- Problem details -
Output all of the entries exactly as written.

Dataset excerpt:
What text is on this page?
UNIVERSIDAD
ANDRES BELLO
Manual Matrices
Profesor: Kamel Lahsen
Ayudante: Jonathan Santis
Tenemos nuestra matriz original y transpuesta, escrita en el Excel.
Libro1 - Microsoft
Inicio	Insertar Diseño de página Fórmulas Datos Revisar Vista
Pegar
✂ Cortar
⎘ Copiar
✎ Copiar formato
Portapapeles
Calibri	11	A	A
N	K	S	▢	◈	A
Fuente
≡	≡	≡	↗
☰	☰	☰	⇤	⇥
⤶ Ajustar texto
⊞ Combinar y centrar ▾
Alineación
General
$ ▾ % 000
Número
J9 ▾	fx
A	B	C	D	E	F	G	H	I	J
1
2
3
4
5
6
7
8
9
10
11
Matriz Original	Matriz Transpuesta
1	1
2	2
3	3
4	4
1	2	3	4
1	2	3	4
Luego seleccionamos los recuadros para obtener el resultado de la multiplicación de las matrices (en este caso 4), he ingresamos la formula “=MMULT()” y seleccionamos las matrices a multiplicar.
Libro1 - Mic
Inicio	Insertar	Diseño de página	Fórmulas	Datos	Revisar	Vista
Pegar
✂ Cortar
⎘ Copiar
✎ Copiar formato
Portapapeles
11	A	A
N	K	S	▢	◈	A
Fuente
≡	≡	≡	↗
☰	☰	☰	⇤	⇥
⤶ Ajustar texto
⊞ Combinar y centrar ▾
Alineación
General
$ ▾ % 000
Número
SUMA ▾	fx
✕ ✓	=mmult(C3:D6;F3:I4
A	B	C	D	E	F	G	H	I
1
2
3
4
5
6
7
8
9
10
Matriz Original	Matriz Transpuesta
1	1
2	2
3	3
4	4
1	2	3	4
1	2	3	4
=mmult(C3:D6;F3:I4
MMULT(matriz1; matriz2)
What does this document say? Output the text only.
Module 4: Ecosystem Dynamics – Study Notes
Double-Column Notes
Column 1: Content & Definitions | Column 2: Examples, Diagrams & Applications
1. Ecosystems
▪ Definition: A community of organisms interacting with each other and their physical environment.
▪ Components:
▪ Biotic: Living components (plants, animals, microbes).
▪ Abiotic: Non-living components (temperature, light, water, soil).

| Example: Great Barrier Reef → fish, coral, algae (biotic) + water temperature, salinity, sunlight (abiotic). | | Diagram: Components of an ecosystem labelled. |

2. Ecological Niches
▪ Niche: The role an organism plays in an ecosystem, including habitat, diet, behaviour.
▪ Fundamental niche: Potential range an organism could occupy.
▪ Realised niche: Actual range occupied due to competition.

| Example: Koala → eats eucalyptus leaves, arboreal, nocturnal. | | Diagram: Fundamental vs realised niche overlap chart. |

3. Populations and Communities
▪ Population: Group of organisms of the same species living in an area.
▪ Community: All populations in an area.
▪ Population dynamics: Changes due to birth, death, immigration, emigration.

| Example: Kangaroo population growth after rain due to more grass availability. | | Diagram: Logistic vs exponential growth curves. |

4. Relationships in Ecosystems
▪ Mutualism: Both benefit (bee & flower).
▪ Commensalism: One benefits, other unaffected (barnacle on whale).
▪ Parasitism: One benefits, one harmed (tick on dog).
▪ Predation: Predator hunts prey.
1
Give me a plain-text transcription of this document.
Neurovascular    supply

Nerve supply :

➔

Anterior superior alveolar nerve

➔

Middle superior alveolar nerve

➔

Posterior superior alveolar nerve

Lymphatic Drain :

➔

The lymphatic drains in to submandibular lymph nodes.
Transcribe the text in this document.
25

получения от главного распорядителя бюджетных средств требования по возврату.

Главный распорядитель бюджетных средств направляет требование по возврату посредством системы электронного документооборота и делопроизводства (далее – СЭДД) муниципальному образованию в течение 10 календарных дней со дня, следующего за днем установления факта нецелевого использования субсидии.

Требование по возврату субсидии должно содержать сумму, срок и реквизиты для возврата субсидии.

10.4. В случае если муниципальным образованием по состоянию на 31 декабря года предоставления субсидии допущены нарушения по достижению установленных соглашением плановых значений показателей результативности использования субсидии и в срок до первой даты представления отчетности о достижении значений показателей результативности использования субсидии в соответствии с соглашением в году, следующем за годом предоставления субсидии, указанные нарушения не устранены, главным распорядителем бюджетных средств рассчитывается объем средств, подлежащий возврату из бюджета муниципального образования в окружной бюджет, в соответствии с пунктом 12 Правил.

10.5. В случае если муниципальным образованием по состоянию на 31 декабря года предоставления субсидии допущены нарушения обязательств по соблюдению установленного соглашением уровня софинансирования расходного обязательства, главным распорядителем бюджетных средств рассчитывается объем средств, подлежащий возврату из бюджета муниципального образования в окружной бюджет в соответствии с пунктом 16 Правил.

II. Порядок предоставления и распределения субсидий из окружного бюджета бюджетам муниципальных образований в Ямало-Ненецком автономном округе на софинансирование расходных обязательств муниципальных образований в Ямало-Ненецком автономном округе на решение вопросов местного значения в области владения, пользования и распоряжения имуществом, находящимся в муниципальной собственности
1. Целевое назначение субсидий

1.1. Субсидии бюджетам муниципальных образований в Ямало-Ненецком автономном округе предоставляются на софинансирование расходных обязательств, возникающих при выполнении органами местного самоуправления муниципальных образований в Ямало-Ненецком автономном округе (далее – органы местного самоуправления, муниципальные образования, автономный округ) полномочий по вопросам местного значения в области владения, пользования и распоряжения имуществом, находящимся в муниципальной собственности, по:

- Task answer -
What text is on this page?
UNIVERSIDAD
ANDRES BELLO
Manual Matrices
Profesor: Kamel Lahsen
Ayudante: Jonathan Santis
Tenemos nuestra matriz original y transpuesta, escrita en el Excel.
Libro1 - Microsoft
Inicio	Insertar Diseño de página Fórmulas Datos Revisar Vista
Pegar
✂ Cortar
⎘ Copiar
✎ Copiar formato
Portapapeles
Calibri	11	A	A
N	K	S	▢	◈	A
Fuente
≡	≡	≡	↗
☰	☰	☰	⇤	⇥
⤶ Ajustar texto
⊞ Combinar y centrar ▾
Alineación
General
$ ▾ % 000
Número
J9 ▾	fx
A	B	C	D	E	F	G	H	I	J
1
2
3
4
5
6
7
8
9
10
11
Matriz Original	Matriz Transpuesta
1	1
2	2
3	3
4	4
1	2	3	4
1	2	3	4
Luego seleccionamos los recuadros para obtener el resultado de la multiplicación de las matrices (en este caso 4), he ingresamos la formula “=MMULT()” y seleccionamos las matrices a multiplicar.
Libro1 - Mic
Inicio	Insertar	Diseño de página	Fórmulas	Datos	Revisar	Vista
Pegar
✂ Cortar
⎘ Copiar
✎ Copiar formato
Portapapeles
11	A	A
N	K	S	▢	◈	A
Fuente
≡	≡	≡	↗
☰	☰	☰	⇤	⇥
⤶ Ajustar texto
⊞ Combinar y centrar ▾
Alineación
General
$ ▾ % 000
Número
SUMA ▾	fx
✕ ✓	=mmult(C3:D6;F3:I4
A	B	C	D	E	F	G	H	I
1
2
3
4
5
6
7
8
9
10
Matriz Original	Matriz Transpuesta
1	1
2	2
3	3
4	4
1	2	3	4
1	2	3	4
=mmult(C3:D6;F3:I4
MMULT(matriz1; matriz2)
What does this document say? Output the text only.
Module 4: Ecosystem Dynamics – Study Notes
Double-Column Notes
Column 1: Content & Definitions | Column 2: Examples, Diagrams & Applications
1. Ecosystems
▪ Definition: A community of organisms interacting with each other and their physical environment.
▪ Components:
▪ Biotic: Living components (plants, animals, microbes).
▪ Abiotic: Non-living components (temperature, light, water, soil).

| Example: Great Barrier Reef → fish, coral, algae (biotic) + water temperature, salinity, sunlight (abiotic). | | Diagram: Components of an ecosystem labelled. |

2. Ecological Niches
▪ Niche: The role an organism plays in an ecosystem, including habitat, diet, behaviour.
▪ Fundamental niche: Potential range an organism could occupy.
▪ Realised niche: Actual range occupied due to competition.

| Example: Koala → eats eucalyptus leaves, arboreal, nocturnal. | | Diagram: Fundamental vs realised niche overlap chart. |

3. Populations and Communities
▪ Population: Group of organisms of the same species living in an area.
▪ Community: All populations in an area.
▪ Population dynamics: Changes due to birth, death, immigration, emigration.

| Example: Kangaroo population growth after rain due to more grass availability. | | Diagram: Logistic vs exponential growth curves. |

4. Relationships in Ecosystems
▪ Mutualism: Both benefit (bee & flower).
▪ Commensalism: One benefits, other unaffected (barnacle on whale).
▪ Parasitism: One benefits, one harmed (tick on dog).
▪ Predation: Predator hunts prey.
1
Give me a plain-text transcription of this document.
Neurovascular    supply

Nerve supply :

➔

Anterior superior alveolar nerve

➔

Middle superior alveolar nerve

➔

Posterior superior alveolar nerve

Lymphatic Drain :

➔

The lymphatic drains in to submandibular lymph nodes.
Transcribe the text in this document.
25

получения от главного распорядителя бюджетных средств требования по возврату.

Главный распорядитель бюджетных средств направляет требование по возврату посредством системы электронного документооборота и делопроизводства (далее – СЭДД) муниципальному образованию в течение 10 календарных дней со дня, следующего за днем установления факта нецелевого использования субсидии.

Требование по возврату субсидии должно содержать сумму, срок и реквизиты для возврата субсидии.

10.4. В случае если муниципальным образованием по состоянию на 31 декабря года предоставления субсидии допущены нарушения по достижению установленных соглашением плановых значений показателей результативности использования субсидии и в срок до первой даты представления отчетности о достижении значений показателей результативности использования субсидии в соответствии с соглашением в году, следующем за годом предоставления субсидии, указанные нарушения не устранены, главным распорядителем бюджетных средств рассчитывается объем средств, подлежащий возврату из бюджета муниципального образования в окружной бюджет, в соответствии с пунктом 12 Правил.

10.5. В случае если муниципальным образованием по состоянию на 31 декабря года предоставления субсидии допущены нарушения обязательств по соблюдению установленного соглашением уровня софинансирования расходного обязательства, главным распорядителем бюджетных средств рассчитывается объем средств, подлежащий возврату из бюджета муниципального образования в окружной бюджет в соответствии с пунктом 16 Правил.

II. Порядок предоставления и распределения субсидий из окружного бюджета бюджетам муниципальных образований в Ямало-Ненецком автономном округе на софинансирование расходных обязательств муниципальных образований в Ямало-Ненецком автономном округе на решение вопросов местного значения в области владения, пользования и распоряжения имуществом, находящимся в муниципальной собственности
1. Целевое назначение субсидий

1.1. Субсидии бюджетам муниципальных образований в Ямало-Ненецком автономном округе предоставляются на софинансирование расходных обязательств, возникающих при выполнении органами местного самоуправления муниципальных образований в Ямало-Ненецком автономном округе (далее – органы местного самоуправления, муниципальные образования, автономный округ) полномочий по вопросам местного значения в области владения, пользования и распоряжения имуществом, находящимся в муниципальной собственности, по:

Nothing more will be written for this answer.